#### WRITTEN EXERCISE:
Print everything in the material from the line containing "Segment this screenshot: for" down to the line containing "callout-4: 4 <box>838 394 882 438</box>", with both of those lines included, and reproduce each one verbatim.

#### RAW RECORDS:
————————

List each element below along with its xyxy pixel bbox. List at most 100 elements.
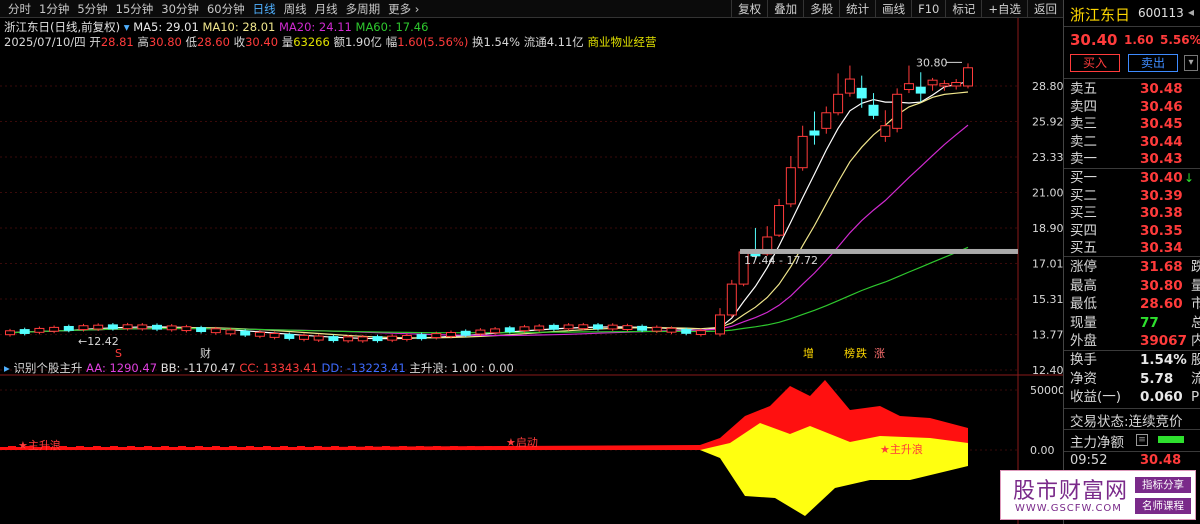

————————

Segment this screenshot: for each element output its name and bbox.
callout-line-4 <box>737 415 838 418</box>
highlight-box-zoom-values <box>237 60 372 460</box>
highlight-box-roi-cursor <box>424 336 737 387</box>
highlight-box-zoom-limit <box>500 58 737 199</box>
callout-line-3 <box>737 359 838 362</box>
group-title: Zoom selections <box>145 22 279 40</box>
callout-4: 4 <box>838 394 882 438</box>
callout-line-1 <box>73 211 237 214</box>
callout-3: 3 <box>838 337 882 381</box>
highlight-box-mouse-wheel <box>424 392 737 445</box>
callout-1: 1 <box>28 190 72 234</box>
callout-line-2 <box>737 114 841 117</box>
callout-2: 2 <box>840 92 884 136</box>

————————

#### WORKED SOLUTION:
Segment this screenshot: for each element output its name and bbox.
callout-line-4 <box>737 415 838 418</box>
highlight-box-zoom-values <box>237 60 372 460</box>
highlight-box-roi-cursor <box>424 336 737 387</box>
highlight-box-zoom-limit <box>500 58 737 199</box>
callout-line-3 <box>737 359 838 362</box>
group-title: Zoom selections <box>145 22 279 40</box>
callout-4: 4 <box>838 394 882 438</box>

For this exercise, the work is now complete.